_Do this_. Extend the article on the AfCFTA Disputes Protocol below, starting right after its final sentence.
**** Source passage
This is the sixth in a series of articles on the African Continental Free Trade Area (AfCFTA) agreement. The aim of the series is to unpack the agreement’s various protocols and related matters and highlight:

  • key opportunities and potential inhibitors for businesses to consider in undertaking a regional growth strategy;
  • the roles of legal advisors in navigating the AfCFTA institutions and member states in supporting a regional trade or investment strategy; and
  • avenues for the private sector to influence the trajectory of the implementation of the AfCFTA instruments.

One of the protocols established under the African Continental Free Trade Area (AfCFTA) agreement is the Protocol on Rules and Procedures on the Settlement of Disputes (Disputes Protocol). It is modelled along the lines of the World Trade Organization’s Dispute Settlement Understanding (DSU) and sets out the framework within which State Parties to the AfCFTA agreement may seek to resolve disputes arising under the agreement.

Salient aspects of the Disputes Protocol are outlined below.

Dispute resolution organs

  • Dispute Settlement Mechanism: Article 20 of the AfCFTA agreement establishes a Dispute Settlement Mechanism (DSM) to determine disputes arising between State Parties. It further provides that the DSM shall be administered in accordance with the Disputes Protocol. The DSM was operationalised during the inaugural meeting of the Dispute Settlement Body (DSB) in April 2021 and is only accessible to State Parties.
********
**** Raw records
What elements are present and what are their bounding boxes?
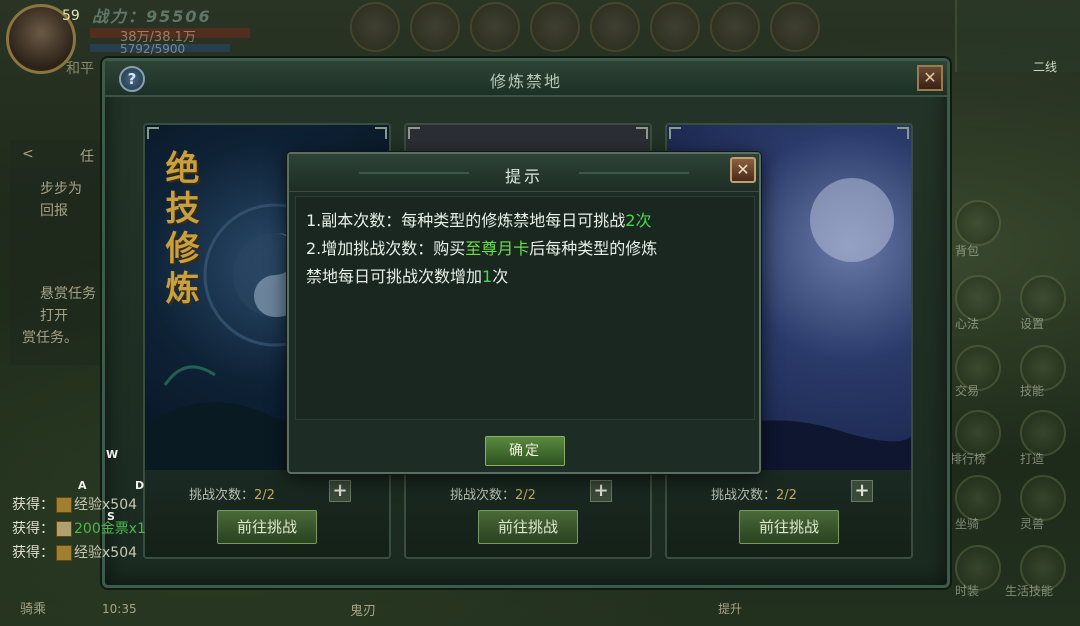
combat-power: 战力：95506 — [92, 7, 212, 26]
hint-line-1: 1.副本次数：每种类型的修炼禁地每日可挑战2次 — [306, 207, 744, 235]
task-item-2[interactable]: 悬赏任务 — [40, 283, 96, 303]
top-menu-icon[interactable] — [530, 2, 580, 52]
ride-button[interactable]: 骑乘 — [20, 598, 46, 617]
card-corner — [408, 127, 420, 139]
menu-label-mount: 坐骑 — [955, 517, 980, 531]
menu-label-life-skill: 生活技能 — [1005, 584, 1054, 598]
challenge-count-3: 挑战次数：2/2 — [711, 484, 797, 503]
card-footer-3: 挑战次数：2/2 + 前往挑战 — [667, 470, 911, 557]
reward-value: 200金票x1 — [74, 521, 146, 537]
hint-highlight: 1 — [482, 267, 493, 286]
go-challenge-button-3[interactable]: 前往挑战 — [739, 510, 839, 544]
menu-label-settings: 设置 — [1020, 317, 1045, 331]
top-menu-icon[interactable] — [590, 2, 640, 52]
reward-value: 经验x504 — [74, 545, 138, 561]
task-item-2-sub: 打开 — [40, 308, 68, 324]
exp-icon — [56, 545, 72, 561]
card-footer-2: 挑战次数：2/2 + 前往挑战 — [406, 470, 650, 557]
go-challenge-button-2[interactable]: 前往挑战 — [478, 510, 578, 544]
window-title: 修炼禁地 — [489, 72, 562, 91]
challenge-count-label: 挑战次数： — [189, 488, 255, 503]
menu-label-forge: 打造 — [1020, 452, 1045, 466]
hint-highlight: 2次 — [625, 211, 652, 230]
task-item-1-sub: 回报 — [40, 203, 68, 219]
reward-prefix: 获得： — [12, 521, 54, 537]
key-d-hint: D — [135, 479, 145, 492]
go-challenge-button-1[interactable]: 前往挑战 — [217, 510, 317, 544]
dialog-body: 1.副本次数：每种类型的修炼禁地每日可挑战2次 2.增加挑战次数：购买至尊月卡后… — [295, 196, 755, 420]
dialog-title: 提示 — [504, 167, 543, 186]
hint-highlight-link[interactable]: 至尊月卡 — [465, 239, 529, 258]
hint-text: 1.副本次数：每种类型的修炼禁地每日可挑战 — [306, 211, 626, 230]
card-corner — [147, 127, 159, 139]
key-w-hint: W — [106, 448, 119, 461]
confirm-button[interactable]: 确定 — [485, 436, 565, 466]
hint-text: 2.增加挑战次数：购买 — [306, 239, 466, 258]
hint-text: 禁地每日可挑战次数增加 — [306, 267, 483, 286]
top-menu-icon[interactable] — [350, 2, 400, 52]
clock: 10:35 — [102, 602, 137, 616]
reward-value: 经验x504 — [74, 497, 138, 513]
top-menu-icons — [350, 2, 820, 52]
plus-icon[interactable]: + — [590, 480, 612, 502]
hint-text: 次 — [492, 267, 509, 286]
mp-text: 5792/5900 — [120, 42, 186, 56]
close-icon[interactable]: ✕ — [917, 65, 943, 91]
card-title-1: 绝技修炼 — [159, 150, 199, 310]
reward-log-item: 获得： 经验x504 — [12, 494, 137, 514]
exp-icon — [56, 497, 72, 513]
plus-icon[interactable]: + — [329, 480, 351, 502]
reward-prefix: 获得： — [12, 545, 54, 561]
task-item-2-sub2: 赏任务。 — [22, 330, 78, 346]
bag-icon[interactable] — [955, 200, 1001, 246]
hint-line-3: 禁地每日可挑战次数增加1次 — [306, 263, 744, 291]
menu-label-fashion: 时装 — [955, 584, 980, 598]
card-corner — [375, 127, 387, 139]
challenge-count-value: 2/2 — [254, 488, 275, 503]
gold-ticket-icon — [56, 521, 72, 537]
upgrade-label[interactable]: 提升 — [718, 600, 742, 617]
task-item-1[interactable]: 步步为 — [40, 178, 82, 198]
menu-label-pet: 灵兽 — [1020, 517, 1045, 531]
hint-dialog: 提示 ✕ 1.副本次数：每种类型的修炼禁地每日可挑战2次 2.增加挑战次数：购买… — [287, 152, 761, 474]
challenge-count-label: 挑战次数： — [711, 488, 777, 503]
card-corner — [897, 127, 909, 139]
menu-label-ranking: 排行榜 — [950, 452, 987, 466]
hint-line-2: 2.增加挑战次数：购买至尊月卡后每种类型的修炼 — [306, 235, 744, 263]
minimap[interactable] — [955, 0, 1080, 72]
reward-prefix: 获得： — [12, 497, 54, 513]
card-corner — [669, 127, 681, 139]
task-tab[interactable]: 任 — [80, 146, 94, 166]
plus-icon[interactable]: + — [851, 480, 873, 502]
pk-mode-label[interactable]: 和平 — [66, 58, 94, 78]
blade-label[interactable]: 鬼刃 — [350, 600, 376, 619]
hint-text: 后每种类型的修炼 — [529, 239, 658, 258]
task-tab-arrow[interactable]: < — [22, 146, 34, 162]
menu-label-trade: 交易 — [955, 384, 980, 398]
reward-log-item: 获得： 经验x504 — [12, 542, 137, 562]
top-menu-icon[interactable] — [770, 2, 820, 52]
challenge-count-value: 2/2 — [515, 488, 536, 503]
close-icon[interactable]: ✕ — [730, 157, 756, 183]
window-header: ? 修炼禁地 ✕ — [105, 61, 947, 97]
player-level: 59 — [62, 8, 80, 24]
challenge-count-2: 挑战次数：2/2 — [450, 484, 536, 503]
dialog-header: 提示 ✕ — [289, 154, 759, 192]
challenge-count-label: 挑战次数： — [450, 488, 516, 503]
top-menu-icon[interactable] — [410, 2, 460, 52]
reward-log-item: 获得： 200金票x1 — [12, 518, 146, 538]
challenge-count-value: 2/2 — [776, 488, 797, 503]
top-menu-icon[interactable] — [710, 2, 760, 52]
top-menu-icon[interactable] — [470, 2, 520, 52]
card-corner — [636, 127, 648, 139]
menu-label-bag: 背包 — [955, 244, 980, 258]
menu-label-mind: 心法 — [955, 317, 980, 331]
top-menu-icon[interactable] — [650, 2, 700, 52]
card-footer-1: 挑战次数：2/2 + 前往挑战 — [145, 470, 389, 557]
menu-label-skill: 技能 — [1020, 384, 1045, 398]
key-a-hint: A — [78, 479, 87, 492]
challenge-count-1: 挑战次数：2/2 — [189, 484, 275, 503]
server-line-label[interactable]: 二线 — [1033, 58, 1057, 75]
********
_Written answer_.
  • Dispute Settlement Body: A Dispute Settlement Body (DSB) is established under the provisions of the Disputes Protocol. The DSB is composed of representatives of State Parties and has the authority to establish a Dispute Settlement Panel (Panel) and an Appellate Body. In addition, the DSB is mandated to adopt Panel and Appellate Body reports, observe the implementation of rulings and recommendations of the Panels and Appellate Body, and to authorise the suspension of concessions and other rights/obligations under the AfCFTA agreement.
  • Panel: The Panel will consider the dispute and make findings. These findings assist the DSB in making recommendations and rulings. The Panel shall thereafter prepare an interim report for comments from the affected State Parties before it prepares a single report reflecting the views of the majority of the panellists. The Panel will forward a final report to the DSB, the parties and any interested Third-Party State Party. On receipt of the Panel report, the DSB will consider it for adoption unless a party has notified the DSB of an intention to appeal.
  • Appellate Body: A standing Appellate Body is established to hear appeals from Panel cases. The Appellate Body will be composed of seven people, three of whom shall serve on any one case. The Appellate Body may uphold, modify or reverse the legal findings and conclusions of the Panel.

How a dispute is instituted

A Complaining Party must first attempt to resolve the dispute amicably. This can be done either through what the Disputes Protocol terms ‘good offices, conciliation, or mediation’. In addition, State Parties may request the Head of Secretariat, headquartered in Accra, Ghana, to facilitate the specific process. These deliberations are confidential and without prejudice.

If there is no resolution within 60 days, the Complaining Party must notify the DSB by requesting for the composition of a Panel. The composition of the Panel will be dependent on the number of disputing State Parties. Where there are two disputing State Parties, the Panel shall comprise three members. Where there are more than two disputing State Parties, the Panel shall comprise five members.

Enforcement of decisions

The Disputes Protocol requires State Parties to fully implement the recommendations and rulings of the DSB. Failure to implement rulings of the DSB within the agreed timeframe will result in the guilty party paying compensation or having concessions suspended for an interim period. The Disputes Protocol provides for various grievance procedures by which a Complaining Party can seek to further pursue enforcement, including instituting arbitration proceeding for that purpose.

The DSB – where are we now?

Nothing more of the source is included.